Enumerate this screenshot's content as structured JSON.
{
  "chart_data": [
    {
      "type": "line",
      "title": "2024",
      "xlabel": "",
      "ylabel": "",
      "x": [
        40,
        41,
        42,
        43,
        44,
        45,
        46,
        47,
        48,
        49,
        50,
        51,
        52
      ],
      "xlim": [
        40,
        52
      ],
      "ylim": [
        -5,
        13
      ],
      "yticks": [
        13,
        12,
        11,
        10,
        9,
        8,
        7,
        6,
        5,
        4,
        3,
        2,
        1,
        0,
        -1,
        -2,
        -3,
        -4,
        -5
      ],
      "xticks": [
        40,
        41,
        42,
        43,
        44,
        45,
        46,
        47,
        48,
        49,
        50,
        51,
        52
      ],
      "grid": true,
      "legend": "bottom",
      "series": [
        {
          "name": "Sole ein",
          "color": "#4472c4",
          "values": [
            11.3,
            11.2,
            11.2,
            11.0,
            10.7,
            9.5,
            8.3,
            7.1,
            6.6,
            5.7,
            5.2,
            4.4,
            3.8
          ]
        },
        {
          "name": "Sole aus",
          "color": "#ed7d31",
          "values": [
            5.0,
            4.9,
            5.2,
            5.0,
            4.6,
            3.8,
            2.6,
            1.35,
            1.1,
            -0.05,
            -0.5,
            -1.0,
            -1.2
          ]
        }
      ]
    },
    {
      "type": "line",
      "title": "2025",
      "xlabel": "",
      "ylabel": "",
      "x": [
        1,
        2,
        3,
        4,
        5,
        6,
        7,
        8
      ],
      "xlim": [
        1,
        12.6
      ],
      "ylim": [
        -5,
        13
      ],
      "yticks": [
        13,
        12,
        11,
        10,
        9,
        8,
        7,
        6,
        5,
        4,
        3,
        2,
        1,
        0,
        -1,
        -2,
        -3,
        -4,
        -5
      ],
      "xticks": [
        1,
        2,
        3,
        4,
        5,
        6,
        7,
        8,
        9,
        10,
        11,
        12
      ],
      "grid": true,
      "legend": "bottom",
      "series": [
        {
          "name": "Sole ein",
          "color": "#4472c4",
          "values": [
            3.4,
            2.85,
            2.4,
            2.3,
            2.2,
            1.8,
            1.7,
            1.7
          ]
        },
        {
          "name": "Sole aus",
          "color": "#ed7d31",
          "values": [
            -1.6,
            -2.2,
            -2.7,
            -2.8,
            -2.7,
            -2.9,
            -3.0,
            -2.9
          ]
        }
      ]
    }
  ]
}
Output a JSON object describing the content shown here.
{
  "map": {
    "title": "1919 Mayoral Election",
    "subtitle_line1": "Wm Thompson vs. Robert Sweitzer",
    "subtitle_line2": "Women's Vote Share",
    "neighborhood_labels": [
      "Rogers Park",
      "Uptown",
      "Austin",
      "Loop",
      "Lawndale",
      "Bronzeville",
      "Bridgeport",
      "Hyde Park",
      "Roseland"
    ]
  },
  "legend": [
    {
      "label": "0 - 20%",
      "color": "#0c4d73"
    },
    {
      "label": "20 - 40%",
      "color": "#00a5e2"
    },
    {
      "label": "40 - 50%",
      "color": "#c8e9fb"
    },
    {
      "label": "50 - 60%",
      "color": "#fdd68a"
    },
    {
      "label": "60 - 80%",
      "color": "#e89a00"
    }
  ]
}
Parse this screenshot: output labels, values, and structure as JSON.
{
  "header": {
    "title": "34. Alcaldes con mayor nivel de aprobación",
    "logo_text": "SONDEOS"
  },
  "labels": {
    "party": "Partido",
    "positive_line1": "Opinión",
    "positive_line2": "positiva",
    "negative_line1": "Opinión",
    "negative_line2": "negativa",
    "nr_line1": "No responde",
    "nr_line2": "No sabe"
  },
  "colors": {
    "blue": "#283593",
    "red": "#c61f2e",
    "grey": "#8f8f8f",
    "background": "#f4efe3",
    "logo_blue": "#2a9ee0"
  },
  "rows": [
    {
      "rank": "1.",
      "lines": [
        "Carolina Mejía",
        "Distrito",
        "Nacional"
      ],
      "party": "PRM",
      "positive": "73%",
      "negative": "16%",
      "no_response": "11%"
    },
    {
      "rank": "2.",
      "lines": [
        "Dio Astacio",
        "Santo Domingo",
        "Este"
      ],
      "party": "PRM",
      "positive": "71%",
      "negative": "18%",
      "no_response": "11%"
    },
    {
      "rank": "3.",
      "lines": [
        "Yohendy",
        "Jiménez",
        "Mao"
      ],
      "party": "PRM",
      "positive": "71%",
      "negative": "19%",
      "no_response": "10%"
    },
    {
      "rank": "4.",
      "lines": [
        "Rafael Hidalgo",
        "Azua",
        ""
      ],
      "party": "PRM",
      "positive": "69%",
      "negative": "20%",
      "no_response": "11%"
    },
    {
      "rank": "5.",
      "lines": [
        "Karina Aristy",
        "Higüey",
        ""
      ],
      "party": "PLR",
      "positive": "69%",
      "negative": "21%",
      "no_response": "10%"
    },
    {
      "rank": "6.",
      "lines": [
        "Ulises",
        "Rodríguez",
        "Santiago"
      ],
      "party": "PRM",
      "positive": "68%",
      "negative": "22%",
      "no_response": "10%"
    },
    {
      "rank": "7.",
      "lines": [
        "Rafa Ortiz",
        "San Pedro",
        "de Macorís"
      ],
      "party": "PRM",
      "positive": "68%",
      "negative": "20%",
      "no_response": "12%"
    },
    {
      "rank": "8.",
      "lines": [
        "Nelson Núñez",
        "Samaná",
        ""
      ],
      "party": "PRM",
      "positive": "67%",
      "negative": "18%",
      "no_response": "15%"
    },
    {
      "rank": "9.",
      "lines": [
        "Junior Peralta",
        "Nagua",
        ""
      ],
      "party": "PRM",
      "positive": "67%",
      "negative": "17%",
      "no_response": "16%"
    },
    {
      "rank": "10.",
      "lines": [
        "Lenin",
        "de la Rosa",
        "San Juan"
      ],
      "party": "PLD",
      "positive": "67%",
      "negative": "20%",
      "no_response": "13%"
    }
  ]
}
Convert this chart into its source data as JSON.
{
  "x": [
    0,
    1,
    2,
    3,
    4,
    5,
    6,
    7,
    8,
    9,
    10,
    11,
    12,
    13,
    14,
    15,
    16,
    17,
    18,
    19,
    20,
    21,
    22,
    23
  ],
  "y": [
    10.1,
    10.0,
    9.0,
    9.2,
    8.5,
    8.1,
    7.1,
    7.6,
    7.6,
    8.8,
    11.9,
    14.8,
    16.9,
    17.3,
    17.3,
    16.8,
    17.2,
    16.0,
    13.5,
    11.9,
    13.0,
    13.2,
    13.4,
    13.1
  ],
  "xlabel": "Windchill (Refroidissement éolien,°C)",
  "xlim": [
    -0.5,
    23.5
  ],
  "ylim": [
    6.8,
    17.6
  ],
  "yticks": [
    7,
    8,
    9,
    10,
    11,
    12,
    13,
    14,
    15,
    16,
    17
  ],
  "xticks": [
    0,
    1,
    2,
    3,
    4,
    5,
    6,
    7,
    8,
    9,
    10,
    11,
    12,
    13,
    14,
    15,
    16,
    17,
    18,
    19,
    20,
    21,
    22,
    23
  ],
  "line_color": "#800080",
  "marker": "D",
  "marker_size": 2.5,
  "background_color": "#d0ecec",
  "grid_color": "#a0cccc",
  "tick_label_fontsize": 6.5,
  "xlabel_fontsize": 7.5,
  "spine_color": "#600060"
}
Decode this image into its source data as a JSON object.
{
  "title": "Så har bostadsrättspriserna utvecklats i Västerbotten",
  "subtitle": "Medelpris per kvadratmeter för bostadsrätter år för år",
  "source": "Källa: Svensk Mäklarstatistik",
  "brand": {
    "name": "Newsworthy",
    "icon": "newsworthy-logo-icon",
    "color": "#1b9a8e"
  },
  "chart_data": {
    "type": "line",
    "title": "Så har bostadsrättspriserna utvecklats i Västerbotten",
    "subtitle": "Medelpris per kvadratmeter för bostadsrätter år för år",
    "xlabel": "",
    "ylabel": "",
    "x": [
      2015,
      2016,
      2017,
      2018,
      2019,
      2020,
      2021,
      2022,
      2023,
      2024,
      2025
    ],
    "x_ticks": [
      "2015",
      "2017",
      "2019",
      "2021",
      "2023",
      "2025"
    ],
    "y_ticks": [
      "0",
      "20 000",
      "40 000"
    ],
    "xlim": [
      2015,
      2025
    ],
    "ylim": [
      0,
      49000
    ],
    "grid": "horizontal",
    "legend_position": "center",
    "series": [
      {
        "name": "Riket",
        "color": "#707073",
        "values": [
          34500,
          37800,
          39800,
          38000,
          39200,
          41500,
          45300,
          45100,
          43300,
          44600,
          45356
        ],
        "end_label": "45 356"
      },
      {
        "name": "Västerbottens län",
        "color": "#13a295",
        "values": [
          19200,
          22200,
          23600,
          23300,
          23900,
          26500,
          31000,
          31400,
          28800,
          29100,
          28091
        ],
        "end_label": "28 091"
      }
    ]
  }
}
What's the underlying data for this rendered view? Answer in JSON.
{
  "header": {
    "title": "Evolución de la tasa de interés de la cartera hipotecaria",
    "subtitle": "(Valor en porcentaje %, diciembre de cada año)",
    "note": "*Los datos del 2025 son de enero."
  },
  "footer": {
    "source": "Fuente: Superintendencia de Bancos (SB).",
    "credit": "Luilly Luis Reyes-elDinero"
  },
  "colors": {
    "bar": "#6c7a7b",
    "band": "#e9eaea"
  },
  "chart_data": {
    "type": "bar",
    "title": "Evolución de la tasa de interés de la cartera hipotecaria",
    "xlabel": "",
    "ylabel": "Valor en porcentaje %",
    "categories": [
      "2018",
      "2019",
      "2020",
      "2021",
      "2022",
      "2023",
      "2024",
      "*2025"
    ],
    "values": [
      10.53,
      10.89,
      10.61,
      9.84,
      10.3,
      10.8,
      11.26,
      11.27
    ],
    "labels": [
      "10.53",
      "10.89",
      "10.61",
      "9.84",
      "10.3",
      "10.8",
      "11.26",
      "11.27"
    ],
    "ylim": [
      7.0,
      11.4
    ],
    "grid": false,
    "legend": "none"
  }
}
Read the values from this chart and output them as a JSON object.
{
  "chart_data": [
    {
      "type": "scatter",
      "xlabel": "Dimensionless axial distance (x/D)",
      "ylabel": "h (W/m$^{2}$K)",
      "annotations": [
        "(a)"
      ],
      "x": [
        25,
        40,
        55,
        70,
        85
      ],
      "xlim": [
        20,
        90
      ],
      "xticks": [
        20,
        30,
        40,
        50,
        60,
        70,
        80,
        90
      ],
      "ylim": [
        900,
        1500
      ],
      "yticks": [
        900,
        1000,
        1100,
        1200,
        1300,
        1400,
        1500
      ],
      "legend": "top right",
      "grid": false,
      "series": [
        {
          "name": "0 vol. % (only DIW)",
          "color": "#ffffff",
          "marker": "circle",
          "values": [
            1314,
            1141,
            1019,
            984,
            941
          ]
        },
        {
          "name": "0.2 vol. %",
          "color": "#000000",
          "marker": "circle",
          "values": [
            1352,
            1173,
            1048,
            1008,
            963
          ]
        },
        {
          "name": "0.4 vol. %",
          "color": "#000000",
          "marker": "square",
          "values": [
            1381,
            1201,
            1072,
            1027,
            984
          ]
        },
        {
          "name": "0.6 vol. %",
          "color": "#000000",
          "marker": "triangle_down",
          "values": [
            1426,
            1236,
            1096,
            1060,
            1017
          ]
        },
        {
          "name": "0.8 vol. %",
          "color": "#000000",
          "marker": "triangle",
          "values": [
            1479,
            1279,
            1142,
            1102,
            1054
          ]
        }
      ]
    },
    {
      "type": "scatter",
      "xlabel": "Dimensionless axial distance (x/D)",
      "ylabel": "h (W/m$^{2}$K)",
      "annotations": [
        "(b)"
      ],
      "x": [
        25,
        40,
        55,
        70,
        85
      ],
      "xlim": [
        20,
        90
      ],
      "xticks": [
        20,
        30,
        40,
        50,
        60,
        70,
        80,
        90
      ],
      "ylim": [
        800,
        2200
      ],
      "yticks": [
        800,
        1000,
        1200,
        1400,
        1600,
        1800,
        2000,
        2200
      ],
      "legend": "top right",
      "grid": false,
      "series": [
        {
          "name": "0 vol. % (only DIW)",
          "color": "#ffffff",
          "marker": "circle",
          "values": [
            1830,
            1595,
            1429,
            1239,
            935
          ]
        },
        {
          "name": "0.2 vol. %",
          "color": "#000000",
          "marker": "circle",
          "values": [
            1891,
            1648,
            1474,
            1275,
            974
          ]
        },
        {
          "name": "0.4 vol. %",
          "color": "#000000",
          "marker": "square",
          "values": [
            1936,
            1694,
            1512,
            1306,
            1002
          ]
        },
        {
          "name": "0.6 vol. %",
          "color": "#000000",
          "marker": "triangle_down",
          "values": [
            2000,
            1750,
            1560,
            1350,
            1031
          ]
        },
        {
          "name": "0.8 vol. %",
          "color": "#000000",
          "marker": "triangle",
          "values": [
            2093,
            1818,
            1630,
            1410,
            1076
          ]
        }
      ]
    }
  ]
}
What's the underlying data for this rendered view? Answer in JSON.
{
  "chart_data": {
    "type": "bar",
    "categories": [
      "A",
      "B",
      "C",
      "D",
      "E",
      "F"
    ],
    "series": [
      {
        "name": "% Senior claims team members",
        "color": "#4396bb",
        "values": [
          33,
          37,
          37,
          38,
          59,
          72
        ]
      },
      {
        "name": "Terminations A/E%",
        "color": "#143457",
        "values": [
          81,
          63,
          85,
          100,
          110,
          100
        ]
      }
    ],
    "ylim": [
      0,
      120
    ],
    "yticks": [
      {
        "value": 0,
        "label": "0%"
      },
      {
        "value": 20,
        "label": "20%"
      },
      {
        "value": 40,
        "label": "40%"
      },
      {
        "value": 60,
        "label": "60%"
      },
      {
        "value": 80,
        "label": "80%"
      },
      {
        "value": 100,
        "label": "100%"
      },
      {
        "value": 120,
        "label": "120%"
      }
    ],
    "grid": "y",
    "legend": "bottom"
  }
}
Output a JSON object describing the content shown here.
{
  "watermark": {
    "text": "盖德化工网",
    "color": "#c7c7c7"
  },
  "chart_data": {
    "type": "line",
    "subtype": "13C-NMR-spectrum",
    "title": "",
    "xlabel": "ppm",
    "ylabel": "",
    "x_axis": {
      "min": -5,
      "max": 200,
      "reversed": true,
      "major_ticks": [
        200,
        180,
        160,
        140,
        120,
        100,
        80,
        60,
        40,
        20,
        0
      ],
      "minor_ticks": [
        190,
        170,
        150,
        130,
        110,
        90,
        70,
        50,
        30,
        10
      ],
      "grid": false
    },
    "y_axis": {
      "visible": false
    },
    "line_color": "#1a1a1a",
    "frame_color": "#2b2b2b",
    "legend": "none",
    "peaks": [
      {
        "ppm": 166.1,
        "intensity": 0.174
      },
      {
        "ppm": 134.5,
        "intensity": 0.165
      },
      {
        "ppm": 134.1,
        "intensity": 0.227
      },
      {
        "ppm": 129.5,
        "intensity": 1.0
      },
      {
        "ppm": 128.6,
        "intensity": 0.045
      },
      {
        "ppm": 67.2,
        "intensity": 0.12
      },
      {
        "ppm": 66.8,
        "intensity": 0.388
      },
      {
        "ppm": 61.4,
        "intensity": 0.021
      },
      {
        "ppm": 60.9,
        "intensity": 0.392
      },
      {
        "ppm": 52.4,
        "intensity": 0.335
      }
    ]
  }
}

—————

Tally the lines of the listing in which the word "utvecklats" occurs, and state the total alone.

__Solution to the exercise__
2